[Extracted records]
-- Begin --

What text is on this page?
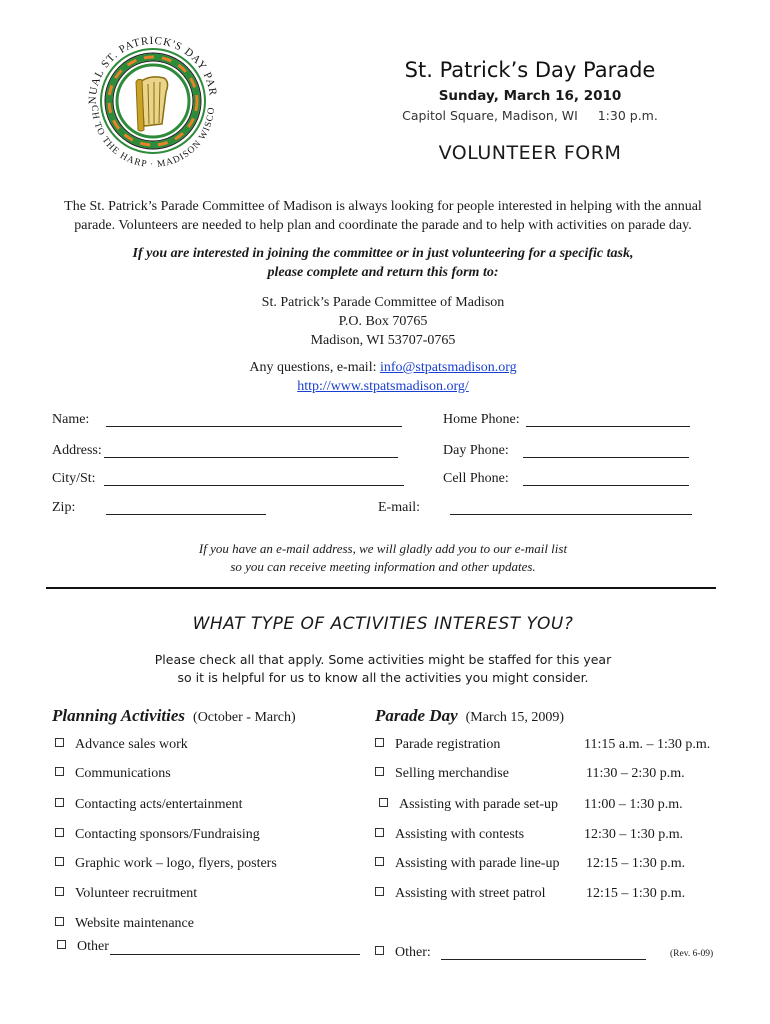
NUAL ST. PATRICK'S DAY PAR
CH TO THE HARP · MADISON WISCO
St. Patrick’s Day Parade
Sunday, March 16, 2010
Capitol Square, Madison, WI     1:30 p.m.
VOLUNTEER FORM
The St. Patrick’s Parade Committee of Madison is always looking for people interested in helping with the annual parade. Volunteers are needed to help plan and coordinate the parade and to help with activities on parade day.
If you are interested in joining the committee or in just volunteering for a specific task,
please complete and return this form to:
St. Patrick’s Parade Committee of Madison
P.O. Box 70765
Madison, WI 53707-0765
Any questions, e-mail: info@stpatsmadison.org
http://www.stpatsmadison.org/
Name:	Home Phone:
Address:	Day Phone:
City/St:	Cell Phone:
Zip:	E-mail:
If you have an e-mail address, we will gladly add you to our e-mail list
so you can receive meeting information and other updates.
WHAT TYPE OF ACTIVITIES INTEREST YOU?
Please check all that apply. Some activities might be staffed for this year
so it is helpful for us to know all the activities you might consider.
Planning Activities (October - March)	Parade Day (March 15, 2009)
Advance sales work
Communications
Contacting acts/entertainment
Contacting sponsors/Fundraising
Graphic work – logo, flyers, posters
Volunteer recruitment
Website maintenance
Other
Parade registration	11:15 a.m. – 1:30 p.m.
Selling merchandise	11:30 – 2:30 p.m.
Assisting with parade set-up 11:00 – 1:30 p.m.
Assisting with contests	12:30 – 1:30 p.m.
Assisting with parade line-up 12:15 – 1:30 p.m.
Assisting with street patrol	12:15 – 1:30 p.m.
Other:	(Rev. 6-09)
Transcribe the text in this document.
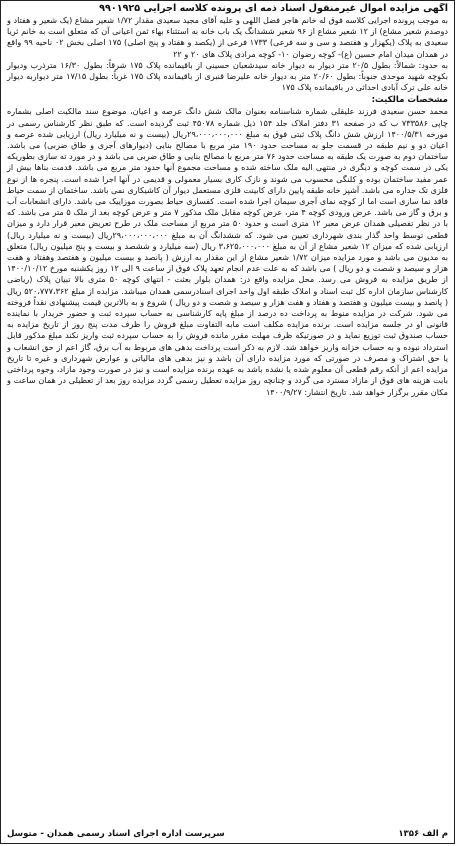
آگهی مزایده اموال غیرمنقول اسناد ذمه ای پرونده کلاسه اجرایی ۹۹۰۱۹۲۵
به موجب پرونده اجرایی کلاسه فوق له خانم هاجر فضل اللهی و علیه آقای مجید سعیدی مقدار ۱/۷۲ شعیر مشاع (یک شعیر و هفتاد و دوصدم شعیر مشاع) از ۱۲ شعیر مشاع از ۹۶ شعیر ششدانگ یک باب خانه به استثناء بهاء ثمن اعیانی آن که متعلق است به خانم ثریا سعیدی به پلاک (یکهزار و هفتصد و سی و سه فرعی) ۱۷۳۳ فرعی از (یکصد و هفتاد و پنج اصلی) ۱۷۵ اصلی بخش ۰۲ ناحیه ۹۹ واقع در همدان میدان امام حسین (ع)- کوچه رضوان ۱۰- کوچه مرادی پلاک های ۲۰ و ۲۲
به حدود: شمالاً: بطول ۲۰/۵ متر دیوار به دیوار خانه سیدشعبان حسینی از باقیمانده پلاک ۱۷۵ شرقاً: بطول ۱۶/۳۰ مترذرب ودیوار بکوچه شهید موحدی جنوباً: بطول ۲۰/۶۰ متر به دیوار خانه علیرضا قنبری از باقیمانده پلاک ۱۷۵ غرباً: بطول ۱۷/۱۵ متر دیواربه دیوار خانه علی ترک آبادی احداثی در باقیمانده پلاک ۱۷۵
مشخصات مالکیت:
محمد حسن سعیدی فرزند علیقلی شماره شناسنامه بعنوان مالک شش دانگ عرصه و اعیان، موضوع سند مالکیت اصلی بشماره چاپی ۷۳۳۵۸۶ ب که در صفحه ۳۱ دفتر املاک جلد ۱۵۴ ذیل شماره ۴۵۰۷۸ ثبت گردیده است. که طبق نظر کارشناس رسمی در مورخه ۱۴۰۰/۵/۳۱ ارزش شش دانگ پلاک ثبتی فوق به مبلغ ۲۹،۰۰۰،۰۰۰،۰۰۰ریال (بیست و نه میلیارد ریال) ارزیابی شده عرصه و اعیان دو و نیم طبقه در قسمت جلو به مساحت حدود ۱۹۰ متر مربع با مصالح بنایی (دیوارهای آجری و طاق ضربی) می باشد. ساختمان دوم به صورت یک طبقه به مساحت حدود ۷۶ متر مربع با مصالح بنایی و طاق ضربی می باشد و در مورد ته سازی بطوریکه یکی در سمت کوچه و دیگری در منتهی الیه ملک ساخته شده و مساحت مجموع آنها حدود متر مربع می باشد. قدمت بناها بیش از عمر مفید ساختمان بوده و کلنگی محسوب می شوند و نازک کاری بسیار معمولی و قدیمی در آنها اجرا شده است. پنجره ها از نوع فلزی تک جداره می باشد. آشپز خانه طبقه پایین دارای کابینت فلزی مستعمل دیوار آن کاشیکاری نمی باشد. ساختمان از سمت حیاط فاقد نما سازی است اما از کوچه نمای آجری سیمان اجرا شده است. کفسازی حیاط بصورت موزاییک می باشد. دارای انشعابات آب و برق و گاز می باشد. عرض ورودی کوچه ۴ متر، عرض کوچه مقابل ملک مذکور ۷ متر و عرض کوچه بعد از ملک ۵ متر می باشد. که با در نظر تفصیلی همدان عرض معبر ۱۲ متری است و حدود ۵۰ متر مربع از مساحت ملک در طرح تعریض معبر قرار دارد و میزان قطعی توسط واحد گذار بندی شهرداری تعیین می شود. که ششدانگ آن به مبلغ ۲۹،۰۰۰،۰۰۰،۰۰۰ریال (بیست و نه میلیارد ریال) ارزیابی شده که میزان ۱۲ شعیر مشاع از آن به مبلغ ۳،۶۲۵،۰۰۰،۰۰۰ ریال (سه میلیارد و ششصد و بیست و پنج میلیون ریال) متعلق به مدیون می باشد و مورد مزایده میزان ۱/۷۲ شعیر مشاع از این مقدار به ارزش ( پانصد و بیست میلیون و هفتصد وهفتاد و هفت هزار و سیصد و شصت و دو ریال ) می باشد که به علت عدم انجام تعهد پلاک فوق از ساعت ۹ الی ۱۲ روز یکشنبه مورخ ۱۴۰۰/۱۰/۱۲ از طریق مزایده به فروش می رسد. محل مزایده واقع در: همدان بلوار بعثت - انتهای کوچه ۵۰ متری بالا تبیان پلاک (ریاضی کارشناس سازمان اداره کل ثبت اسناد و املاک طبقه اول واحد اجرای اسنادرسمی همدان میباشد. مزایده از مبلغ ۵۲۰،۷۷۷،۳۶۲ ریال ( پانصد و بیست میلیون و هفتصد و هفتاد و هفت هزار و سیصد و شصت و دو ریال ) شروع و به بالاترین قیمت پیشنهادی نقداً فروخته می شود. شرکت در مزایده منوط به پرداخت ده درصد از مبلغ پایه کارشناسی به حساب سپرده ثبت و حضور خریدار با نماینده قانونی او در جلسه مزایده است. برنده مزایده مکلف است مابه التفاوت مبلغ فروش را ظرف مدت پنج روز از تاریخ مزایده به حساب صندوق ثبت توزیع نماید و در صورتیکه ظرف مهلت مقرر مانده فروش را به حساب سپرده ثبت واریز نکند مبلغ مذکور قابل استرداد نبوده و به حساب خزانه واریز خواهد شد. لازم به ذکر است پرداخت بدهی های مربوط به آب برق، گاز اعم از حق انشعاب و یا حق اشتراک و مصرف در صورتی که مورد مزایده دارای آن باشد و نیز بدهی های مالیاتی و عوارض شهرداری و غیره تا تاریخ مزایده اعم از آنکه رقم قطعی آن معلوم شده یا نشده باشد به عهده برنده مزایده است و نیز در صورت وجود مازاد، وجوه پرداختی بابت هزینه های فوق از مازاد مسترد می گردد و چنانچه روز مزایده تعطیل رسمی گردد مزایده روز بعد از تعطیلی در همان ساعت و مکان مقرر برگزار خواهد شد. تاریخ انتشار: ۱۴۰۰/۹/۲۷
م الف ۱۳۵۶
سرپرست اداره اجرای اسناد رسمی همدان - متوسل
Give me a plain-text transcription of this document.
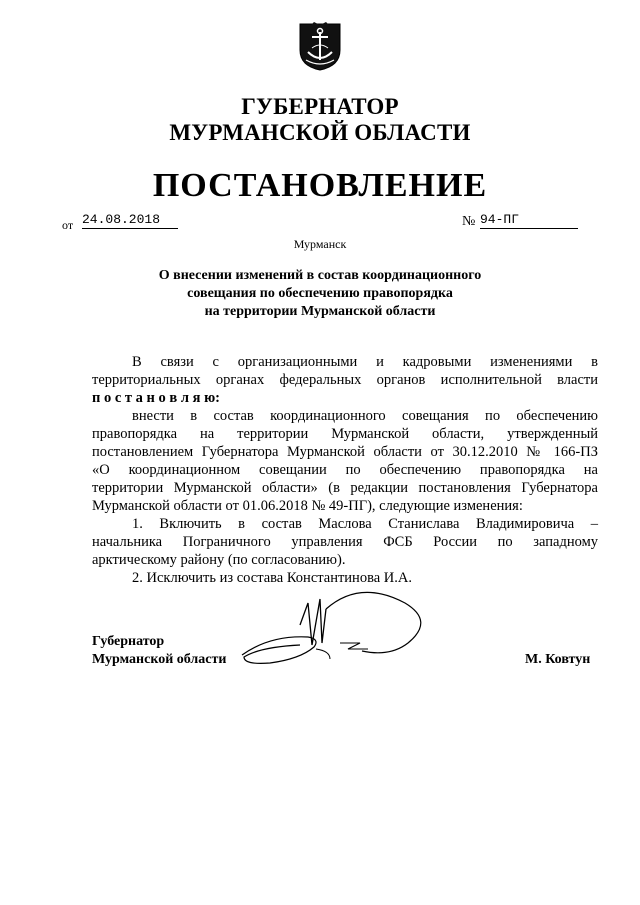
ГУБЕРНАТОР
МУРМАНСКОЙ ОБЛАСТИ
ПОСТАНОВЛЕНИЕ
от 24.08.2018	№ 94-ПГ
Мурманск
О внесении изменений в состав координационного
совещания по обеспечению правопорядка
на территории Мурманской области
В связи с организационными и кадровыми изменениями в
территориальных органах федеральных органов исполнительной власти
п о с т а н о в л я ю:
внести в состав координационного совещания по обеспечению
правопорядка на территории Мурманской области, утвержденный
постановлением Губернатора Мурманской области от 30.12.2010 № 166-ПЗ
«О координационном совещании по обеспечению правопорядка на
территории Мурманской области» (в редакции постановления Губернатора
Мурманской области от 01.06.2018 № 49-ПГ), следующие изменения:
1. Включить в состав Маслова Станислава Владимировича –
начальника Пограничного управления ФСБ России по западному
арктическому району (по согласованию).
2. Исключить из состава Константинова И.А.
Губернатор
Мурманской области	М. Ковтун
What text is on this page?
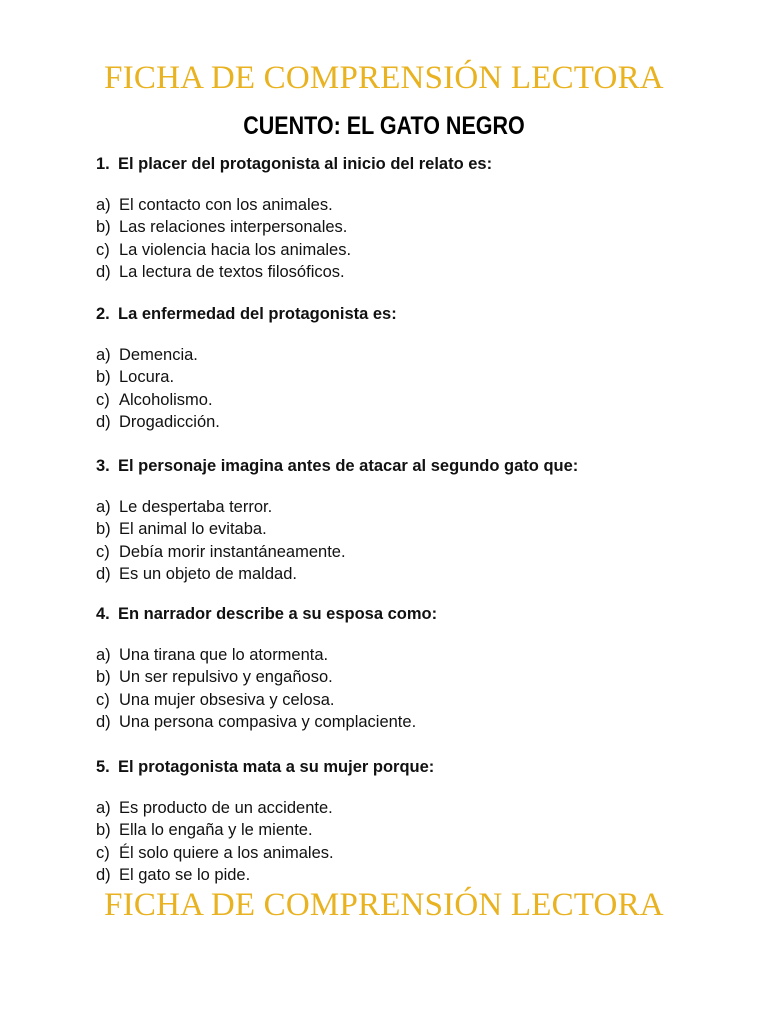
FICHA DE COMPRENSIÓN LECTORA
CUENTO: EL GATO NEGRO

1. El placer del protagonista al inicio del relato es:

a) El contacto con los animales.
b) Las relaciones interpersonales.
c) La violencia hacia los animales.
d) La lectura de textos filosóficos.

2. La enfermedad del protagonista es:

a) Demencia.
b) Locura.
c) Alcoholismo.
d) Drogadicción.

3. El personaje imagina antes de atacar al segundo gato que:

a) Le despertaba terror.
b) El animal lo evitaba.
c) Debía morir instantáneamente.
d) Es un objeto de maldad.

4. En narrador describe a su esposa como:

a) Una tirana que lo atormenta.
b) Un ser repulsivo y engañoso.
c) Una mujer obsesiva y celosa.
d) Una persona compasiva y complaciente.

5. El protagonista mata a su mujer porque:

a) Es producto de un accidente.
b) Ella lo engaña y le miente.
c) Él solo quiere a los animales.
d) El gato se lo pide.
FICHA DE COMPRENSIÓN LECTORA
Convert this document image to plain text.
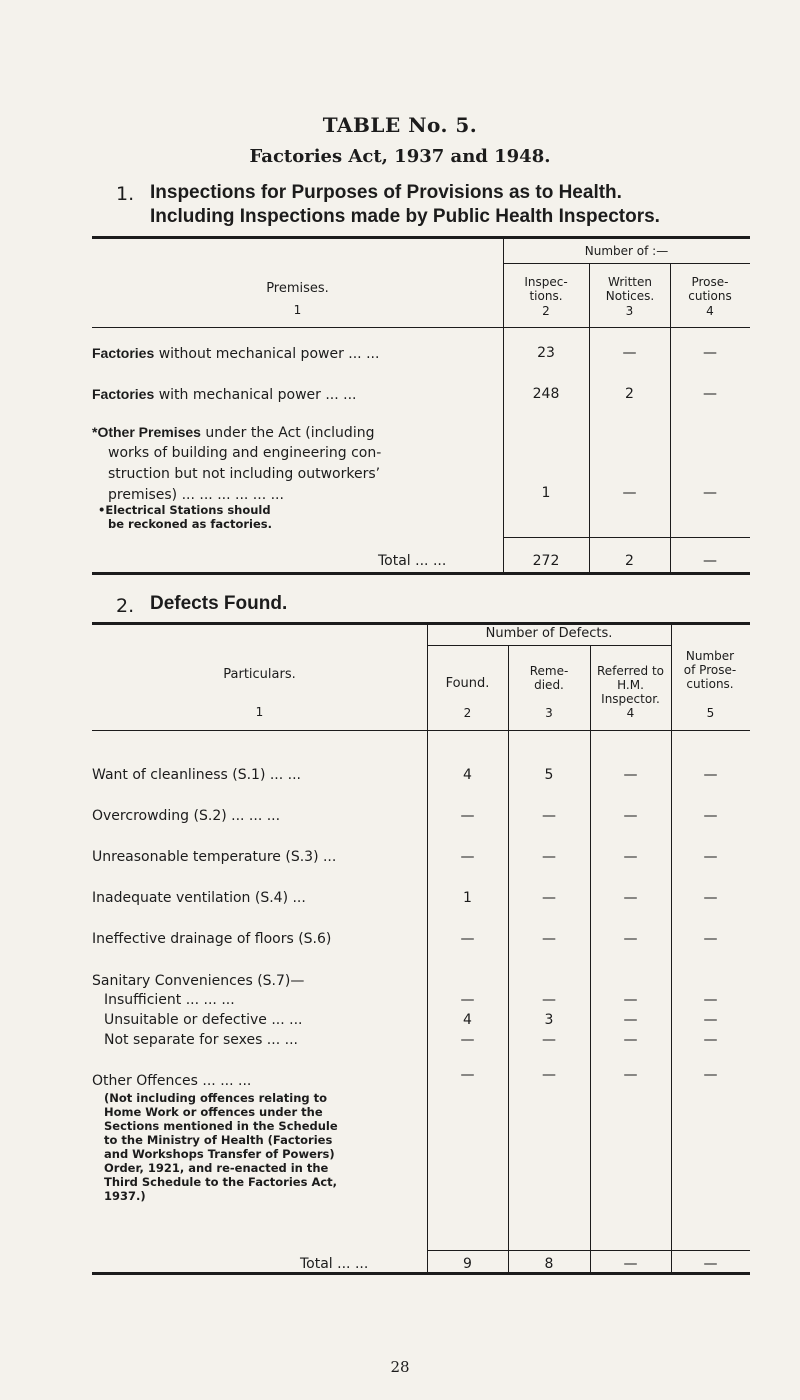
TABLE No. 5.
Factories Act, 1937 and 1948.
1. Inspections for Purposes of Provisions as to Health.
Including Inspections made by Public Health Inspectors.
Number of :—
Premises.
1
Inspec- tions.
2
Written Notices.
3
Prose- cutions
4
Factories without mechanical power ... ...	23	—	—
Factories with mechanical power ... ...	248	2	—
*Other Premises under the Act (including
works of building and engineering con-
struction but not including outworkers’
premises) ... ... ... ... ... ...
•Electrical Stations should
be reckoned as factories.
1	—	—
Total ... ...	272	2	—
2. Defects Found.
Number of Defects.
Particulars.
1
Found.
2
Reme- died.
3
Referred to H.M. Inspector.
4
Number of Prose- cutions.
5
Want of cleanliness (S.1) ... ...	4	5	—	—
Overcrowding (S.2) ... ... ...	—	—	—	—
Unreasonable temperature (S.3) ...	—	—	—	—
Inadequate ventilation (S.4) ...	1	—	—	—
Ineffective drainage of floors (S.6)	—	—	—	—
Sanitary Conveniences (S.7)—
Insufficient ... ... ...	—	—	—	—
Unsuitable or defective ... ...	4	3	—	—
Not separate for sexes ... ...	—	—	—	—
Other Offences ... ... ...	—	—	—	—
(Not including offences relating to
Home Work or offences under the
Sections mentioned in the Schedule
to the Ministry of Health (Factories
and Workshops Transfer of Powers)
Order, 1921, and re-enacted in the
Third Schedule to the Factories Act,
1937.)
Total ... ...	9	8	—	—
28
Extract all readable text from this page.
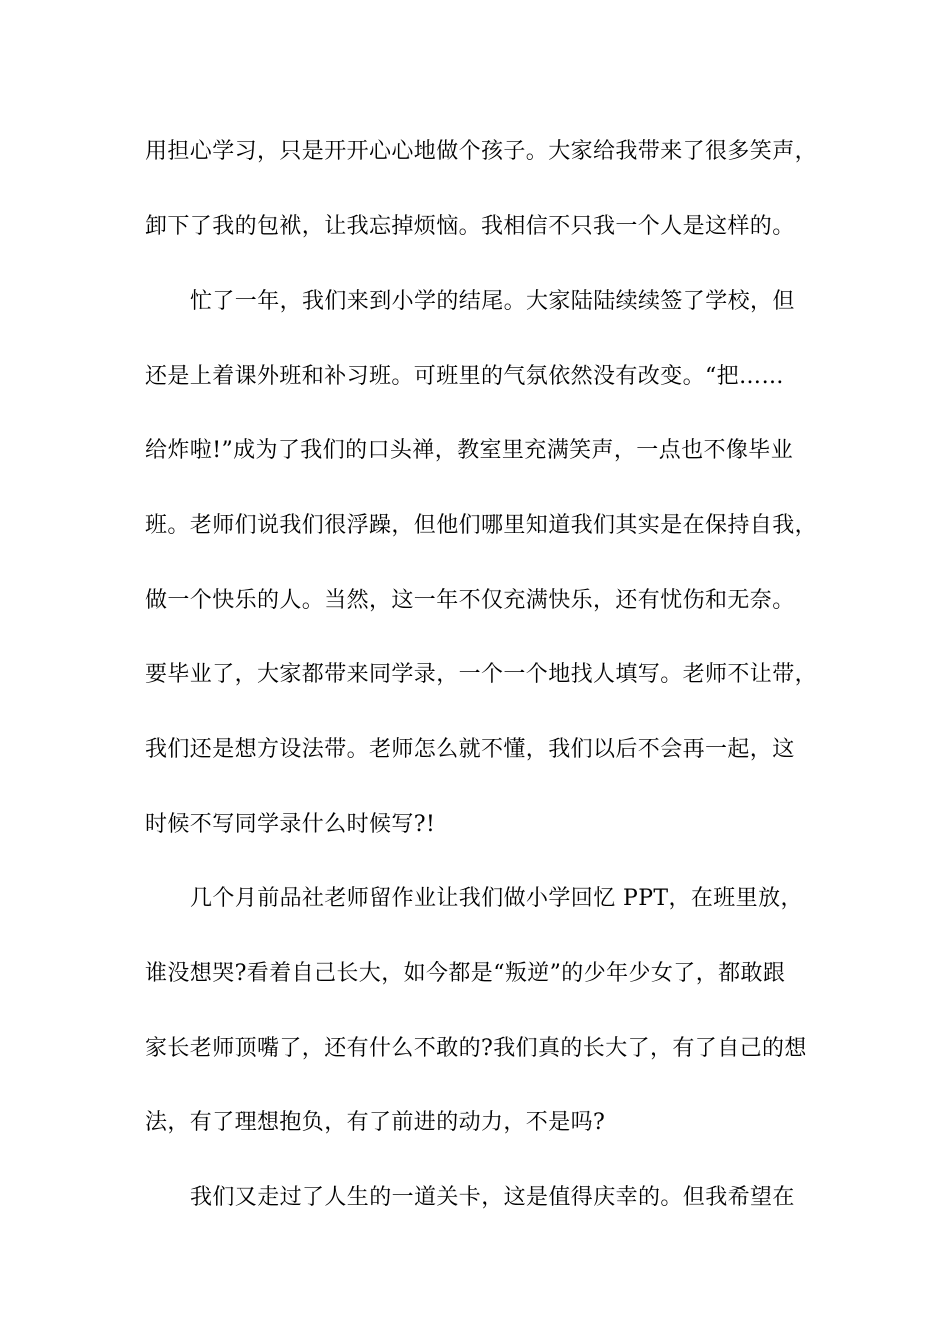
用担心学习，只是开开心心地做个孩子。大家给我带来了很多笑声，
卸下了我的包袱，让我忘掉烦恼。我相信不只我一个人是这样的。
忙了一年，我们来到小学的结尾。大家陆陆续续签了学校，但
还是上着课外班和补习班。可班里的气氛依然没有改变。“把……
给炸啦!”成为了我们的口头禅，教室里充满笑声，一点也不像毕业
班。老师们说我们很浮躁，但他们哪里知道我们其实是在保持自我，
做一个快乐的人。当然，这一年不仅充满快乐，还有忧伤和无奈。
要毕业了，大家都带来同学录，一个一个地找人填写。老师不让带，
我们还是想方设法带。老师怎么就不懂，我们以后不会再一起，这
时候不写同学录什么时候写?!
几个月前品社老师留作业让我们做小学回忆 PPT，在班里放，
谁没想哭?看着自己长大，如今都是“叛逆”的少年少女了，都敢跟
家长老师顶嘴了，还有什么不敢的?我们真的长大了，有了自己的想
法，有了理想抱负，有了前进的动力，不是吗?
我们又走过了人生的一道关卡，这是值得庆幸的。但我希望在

-- End --

Look through the entries above and list every line containing "Contacting".

Contacting acts/entertainment
Contacting sponsors/Fundraising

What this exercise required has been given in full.